CONSIGNE A
Recopiez fidèlement le passage de l'entretien avec Anthony Kavanagh qui commence aux mots « Anthony Kavanagh, l’humoriste, n’a » et s'arrête après les mots « Ouate else !. ».

##### EXTRAIT CHOISI

Anthony Kavanagh, l’humoriste, n’a plus de secrets pour le public français. Le Québecois leur propose depuis quelques mois une autre facette : celle d’acteur. Il incarne ce mardi sur les antennes de France 3 un soldat noir américain qui vit une folle histoire d’amour avec une française blanche à la fin de la Seconde Guerre mondiale dans Les Amants de l’ombre de Philippe Niang. Le racisme et la ségrégation raciale dans l’armée américaine se chargeront de rendre impossible cet amour naissant. En attendant de le retrouver de nouveau sur un écran, il est sur scène, au Théâtre du Gymnase, à Paris, jusqu’au 2 janvier avec son dernier show : Ouate else !.

Afrik.com : Comment avez-vous obtenu votre dernier rôle,
celui de Gary, dans Les Amants de l’ombre ?

Anthony Kavanagh :
France Zobda et Jean-Lou Monthieux, les fondateurs d’Eloa Prod, m’ont approché pour me le proposer. L’histoire m’a tout de suite intéressée. Jean-Lou est l’un des meilleurs directeurs de production de Paris. Il a géré, par exemple, le budget de 35 millions d’euros d’Un Long dimanche de fiançailles. Je connaissais France qui est comédienne et qui a joué dans les années 80 dans une série québécoise dans laquelle elle incarnait un médecin haïtien. A l’époque, quand j’étais adolescent, nous étions tous sous le charme de ses yeux bleus. J’ai ensuite fait la connaissance de Philippe et de toute l’équipe. Les Amants de l’ombre est une très belle production afro-française qui m’offre un très beau rôle. J’ai adoré exprimer la fragilité de Gary. Une fragilité que l’on retrouve chez Sidney, son meilleur ami. Face à l’adversité, aux accusations et au racisme auxquels ils sont confrontés dans l’Hexagone, ils se disent : « On est venus libérer la France et c’est ainsi qu’on nous remercie ».

##########
##### RELEVÉS À TRAITER

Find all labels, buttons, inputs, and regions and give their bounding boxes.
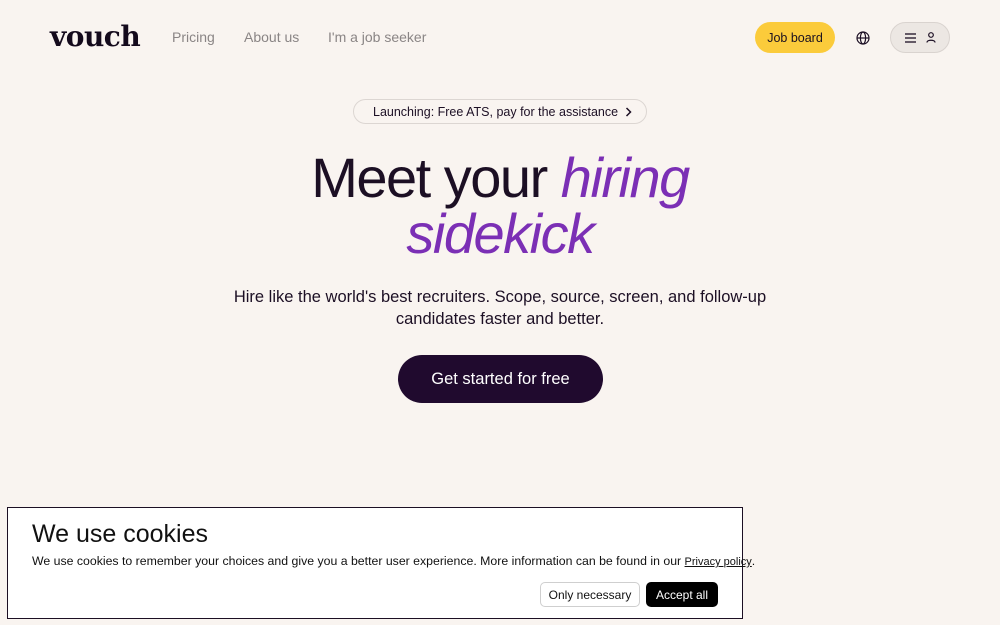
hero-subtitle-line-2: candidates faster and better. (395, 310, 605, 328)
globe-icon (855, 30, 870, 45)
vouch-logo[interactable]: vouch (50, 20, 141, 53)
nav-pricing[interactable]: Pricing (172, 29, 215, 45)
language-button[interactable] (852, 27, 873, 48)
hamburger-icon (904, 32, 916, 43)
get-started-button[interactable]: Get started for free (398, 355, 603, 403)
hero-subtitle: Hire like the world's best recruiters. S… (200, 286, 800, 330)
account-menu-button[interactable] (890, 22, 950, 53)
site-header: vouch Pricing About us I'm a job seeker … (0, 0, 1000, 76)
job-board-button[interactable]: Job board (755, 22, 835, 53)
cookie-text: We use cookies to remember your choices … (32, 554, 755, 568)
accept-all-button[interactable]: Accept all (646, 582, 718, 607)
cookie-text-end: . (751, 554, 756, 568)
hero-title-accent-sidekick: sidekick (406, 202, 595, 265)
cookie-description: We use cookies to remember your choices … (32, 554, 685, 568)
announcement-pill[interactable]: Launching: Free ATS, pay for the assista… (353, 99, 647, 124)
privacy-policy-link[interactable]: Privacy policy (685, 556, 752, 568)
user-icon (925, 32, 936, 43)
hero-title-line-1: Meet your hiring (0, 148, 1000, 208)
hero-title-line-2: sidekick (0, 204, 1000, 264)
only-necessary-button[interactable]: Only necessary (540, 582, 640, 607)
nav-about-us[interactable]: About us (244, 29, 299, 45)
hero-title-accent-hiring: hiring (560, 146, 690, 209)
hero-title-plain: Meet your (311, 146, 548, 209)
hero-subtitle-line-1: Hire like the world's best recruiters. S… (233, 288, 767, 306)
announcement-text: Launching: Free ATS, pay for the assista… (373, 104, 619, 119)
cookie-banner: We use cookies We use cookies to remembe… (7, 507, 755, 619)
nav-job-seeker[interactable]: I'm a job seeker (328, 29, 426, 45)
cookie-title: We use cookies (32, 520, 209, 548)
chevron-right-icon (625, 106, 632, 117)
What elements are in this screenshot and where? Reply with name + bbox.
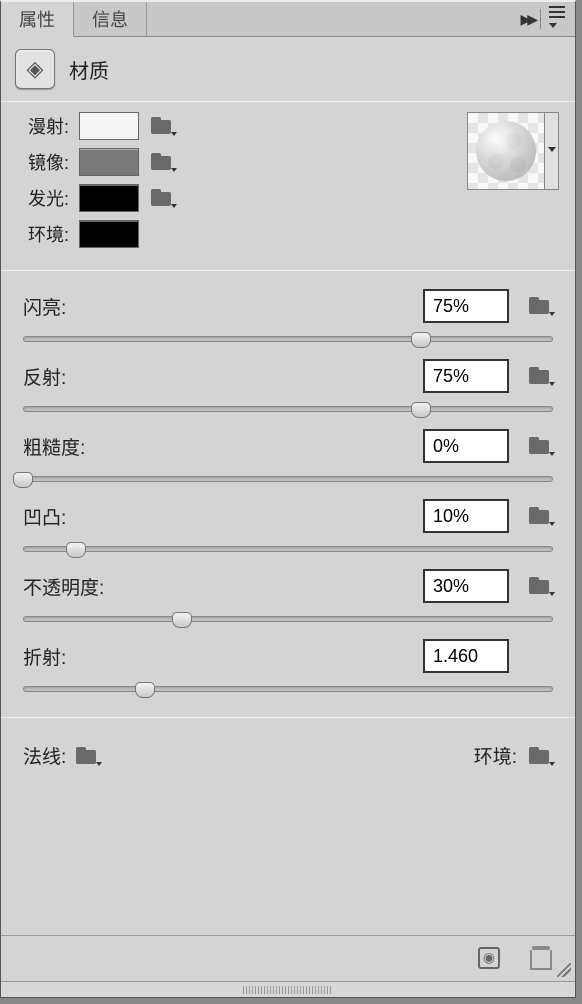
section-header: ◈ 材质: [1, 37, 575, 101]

##########

CONSIGNE B
Dans les relevés, reprenez uniquement les lignes allant de celle qui contient « hero-subtitle-line-2: candidates faster » jusqu'à celle qui contient « hamburger-icon (904, 32, 916, 43) », incluse, en remplaçant « globe-icon » par « earth-icon » sans rien modifier d'autre.

RÉPONSE ATTENDUE A
Anthony Kavanagh, l’humoriste, n’a plus de secrets pour le public français. Le Québecois leur propose depuis quelques mois une autre facette : celle d’acteur. Il incarne ce mardi sur les antennes de France 3 un soldat noir américain qui vit une folle histoire d’amour avec une française blanche à la fin de la Seconde Guerre mondiale dans Les Amants de l’ombre de Philippe Niang. Le racisme et la ségrégation raciale dans l’armée américaine se chargeront de rendre impossible cet amour naissant. En attendant de le retrouver de nouveau sur un écran, il est sur scène, au Théâtre du Gymnase, à Paris, jusqu’au 2 janvier avec son dernier show : Ouate else !.

RÉPONSE ATTENDUE B
hero-subtitle-line-2: candidates faster and better. (395, 310, 605, 328)
earth-icon (855, 30, 870, 45)
vouch-logo[interactable]: vouch (50, 20, 141, 53)
nav-pricing[interactable]: Pricing (172, 29, 215, 45)
language-button[interactable] (852, 27, 873, 48)
hamburger-icon (904, 32, 916, 43)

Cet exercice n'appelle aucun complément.